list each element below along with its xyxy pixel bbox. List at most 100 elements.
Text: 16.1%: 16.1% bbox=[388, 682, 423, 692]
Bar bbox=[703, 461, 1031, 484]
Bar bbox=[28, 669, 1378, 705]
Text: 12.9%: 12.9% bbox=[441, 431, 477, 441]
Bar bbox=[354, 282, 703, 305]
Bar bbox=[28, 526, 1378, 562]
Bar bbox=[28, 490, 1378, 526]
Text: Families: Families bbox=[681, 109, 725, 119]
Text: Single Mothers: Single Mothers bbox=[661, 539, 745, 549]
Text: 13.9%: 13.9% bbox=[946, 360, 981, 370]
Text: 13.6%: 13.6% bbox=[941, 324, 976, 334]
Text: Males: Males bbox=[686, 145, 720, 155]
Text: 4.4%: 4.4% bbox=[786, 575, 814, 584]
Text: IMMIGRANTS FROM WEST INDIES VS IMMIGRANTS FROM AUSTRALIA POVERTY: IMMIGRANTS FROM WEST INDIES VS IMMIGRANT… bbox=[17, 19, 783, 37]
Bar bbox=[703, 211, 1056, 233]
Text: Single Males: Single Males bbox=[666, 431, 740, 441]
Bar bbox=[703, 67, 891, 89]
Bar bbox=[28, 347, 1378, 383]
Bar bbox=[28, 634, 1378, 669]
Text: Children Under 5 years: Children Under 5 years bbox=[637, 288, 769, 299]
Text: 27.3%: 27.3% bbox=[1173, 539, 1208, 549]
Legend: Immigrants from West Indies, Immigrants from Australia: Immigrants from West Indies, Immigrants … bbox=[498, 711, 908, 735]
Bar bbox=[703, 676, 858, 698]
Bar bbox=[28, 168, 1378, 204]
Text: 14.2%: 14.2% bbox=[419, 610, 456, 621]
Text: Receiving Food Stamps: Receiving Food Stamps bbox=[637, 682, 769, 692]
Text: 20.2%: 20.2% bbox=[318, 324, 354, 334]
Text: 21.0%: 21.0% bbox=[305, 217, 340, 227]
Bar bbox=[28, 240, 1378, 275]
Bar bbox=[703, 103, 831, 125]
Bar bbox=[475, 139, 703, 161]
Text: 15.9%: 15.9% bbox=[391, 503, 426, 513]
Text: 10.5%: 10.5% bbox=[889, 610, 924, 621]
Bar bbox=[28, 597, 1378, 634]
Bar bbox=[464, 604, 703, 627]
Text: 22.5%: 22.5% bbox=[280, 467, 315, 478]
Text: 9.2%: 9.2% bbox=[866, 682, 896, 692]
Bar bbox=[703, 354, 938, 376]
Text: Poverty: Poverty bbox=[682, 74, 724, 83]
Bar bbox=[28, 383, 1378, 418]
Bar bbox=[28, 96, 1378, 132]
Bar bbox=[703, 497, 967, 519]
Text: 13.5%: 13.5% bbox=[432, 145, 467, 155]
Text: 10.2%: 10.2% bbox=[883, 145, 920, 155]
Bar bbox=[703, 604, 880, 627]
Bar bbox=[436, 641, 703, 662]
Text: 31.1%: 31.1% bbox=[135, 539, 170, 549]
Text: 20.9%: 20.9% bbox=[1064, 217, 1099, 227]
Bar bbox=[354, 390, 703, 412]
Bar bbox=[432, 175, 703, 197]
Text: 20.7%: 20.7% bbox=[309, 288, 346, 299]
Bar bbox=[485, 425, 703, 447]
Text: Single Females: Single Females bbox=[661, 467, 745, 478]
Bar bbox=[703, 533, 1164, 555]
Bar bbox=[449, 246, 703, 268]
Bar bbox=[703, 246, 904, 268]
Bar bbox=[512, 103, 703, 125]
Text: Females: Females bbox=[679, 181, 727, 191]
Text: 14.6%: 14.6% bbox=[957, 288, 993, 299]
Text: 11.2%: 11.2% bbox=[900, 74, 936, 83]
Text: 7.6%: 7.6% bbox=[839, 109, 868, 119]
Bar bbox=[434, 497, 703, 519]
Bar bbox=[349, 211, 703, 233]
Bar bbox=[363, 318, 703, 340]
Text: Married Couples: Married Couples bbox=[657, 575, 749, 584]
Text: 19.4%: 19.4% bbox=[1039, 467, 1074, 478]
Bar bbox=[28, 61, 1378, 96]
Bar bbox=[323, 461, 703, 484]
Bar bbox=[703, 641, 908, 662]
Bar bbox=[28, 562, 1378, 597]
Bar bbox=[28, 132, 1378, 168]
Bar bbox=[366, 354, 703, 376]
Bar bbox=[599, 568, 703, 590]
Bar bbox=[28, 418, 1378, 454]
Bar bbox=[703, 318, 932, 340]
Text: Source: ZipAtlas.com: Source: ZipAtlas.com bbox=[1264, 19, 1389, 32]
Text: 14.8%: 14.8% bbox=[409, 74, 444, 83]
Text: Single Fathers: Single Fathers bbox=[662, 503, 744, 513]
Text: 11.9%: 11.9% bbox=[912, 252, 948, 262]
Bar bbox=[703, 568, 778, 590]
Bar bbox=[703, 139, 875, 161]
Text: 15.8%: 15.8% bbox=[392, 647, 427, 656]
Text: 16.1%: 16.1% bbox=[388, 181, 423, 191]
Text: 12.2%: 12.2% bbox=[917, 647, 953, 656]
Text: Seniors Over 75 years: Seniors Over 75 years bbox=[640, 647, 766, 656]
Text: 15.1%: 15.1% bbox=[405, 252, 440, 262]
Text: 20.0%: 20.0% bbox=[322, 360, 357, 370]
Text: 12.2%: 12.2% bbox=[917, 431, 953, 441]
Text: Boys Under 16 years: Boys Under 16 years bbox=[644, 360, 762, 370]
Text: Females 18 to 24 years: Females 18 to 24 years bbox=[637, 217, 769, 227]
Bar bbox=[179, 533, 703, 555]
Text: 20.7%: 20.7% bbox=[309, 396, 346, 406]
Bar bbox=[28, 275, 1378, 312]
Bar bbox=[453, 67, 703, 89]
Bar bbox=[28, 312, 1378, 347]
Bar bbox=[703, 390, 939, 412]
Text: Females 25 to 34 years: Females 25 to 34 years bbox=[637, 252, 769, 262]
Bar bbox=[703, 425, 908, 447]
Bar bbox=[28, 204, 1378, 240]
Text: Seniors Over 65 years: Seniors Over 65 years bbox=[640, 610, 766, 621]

= = = =

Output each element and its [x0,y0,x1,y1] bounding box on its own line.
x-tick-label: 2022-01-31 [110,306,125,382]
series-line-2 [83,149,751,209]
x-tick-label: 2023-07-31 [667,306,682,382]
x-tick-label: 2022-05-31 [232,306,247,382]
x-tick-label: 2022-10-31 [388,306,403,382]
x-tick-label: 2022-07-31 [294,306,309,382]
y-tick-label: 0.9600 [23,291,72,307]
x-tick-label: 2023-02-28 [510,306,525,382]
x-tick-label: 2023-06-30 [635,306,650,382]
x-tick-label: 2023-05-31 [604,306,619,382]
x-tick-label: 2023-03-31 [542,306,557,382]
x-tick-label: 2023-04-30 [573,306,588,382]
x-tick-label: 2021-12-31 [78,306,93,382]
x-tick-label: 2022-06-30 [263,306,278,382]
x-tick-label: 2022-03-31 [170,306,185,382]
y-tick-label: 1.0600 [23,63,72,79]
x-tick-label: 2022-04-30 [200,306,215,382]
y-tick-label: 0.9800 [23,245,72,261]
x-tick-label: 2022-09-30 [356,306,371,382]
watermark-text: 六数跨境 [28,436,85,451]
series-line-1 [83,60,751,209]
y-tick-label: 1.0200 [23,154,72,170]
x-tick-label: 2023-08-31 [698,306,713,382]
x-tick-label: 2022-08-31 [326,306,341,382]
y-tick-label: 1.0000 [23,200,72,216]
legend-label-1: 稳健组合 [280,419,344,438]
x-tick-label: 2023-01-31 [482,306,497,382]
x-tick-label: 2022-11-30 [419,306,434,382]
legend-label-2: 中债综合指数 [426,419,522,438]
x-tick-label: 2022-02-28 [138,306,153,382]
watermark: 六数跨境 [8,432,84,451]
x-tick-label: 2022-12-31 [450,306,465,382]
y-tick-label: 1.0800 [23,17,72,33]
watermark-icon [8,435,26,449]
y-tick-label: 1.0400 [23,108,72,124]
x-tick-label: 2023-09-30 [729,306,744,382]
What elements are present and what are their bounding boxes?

= = = =

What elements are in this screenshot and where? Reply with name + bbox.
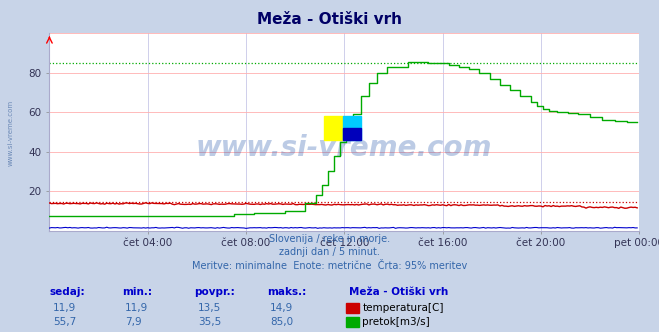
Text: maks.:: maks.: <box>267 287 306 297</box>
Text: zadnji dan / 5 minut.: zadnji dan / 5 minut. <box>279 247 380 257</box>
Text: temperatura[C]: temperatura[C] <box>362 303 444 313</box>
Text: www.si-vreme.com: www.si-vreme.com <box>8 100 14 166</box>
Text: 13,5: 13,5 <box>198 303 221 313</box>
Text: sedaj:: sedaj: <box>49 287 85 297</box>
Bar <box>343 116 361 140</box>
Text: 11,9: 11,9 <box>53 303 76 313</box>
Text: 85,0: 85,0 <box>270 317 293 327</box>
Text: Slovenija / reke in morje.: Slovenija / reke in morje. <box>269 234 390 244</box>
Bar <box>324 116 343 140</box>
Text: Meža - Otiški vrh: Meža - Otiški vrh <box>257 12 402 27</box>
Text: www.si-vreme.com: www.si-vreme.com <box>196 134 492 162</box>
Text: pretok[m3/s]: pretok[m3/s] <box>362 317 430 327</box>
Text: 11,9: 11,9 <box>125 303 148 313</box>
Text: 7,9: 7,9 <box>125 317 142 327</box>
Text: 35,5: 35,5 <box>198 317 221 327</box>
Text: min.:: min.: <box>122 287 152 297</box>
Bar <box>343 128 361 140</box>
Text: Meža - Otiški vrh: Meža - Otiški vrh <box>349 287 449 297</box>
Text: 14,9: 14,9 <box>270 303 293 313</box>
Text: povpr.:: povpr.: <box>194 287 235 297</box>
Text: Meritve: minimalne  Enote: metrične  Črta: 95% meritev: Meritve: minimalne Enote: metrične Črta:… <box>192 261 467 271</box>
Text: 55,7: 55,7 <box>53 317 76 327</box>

= = = =

§ YOUR TASK
Reproduce the data lines from the one containing "list each element" through the one containing "Bar bbox=[28, 490, 1378, 526]", inclusive.

§ OUTPUT FOR THIS TASK
list each element below along with its xyxy pixel bbox. List at most 100 elements.
Text: 16.1%: 16.1% bbox=[388, 682, 423, 692]
Bar bbox=[703, 461, 1031, 484]
Bar bbox=[28, 669, 1378, 705]
Text: 12.9%: 12.9% bbox=[441, 431, 477, 441]
Bar bbox=[354, 282, 703, 305]
Bar bbox=[28, 526, 1378, 562]
Bar bbox=[28, 490, 1378, 526]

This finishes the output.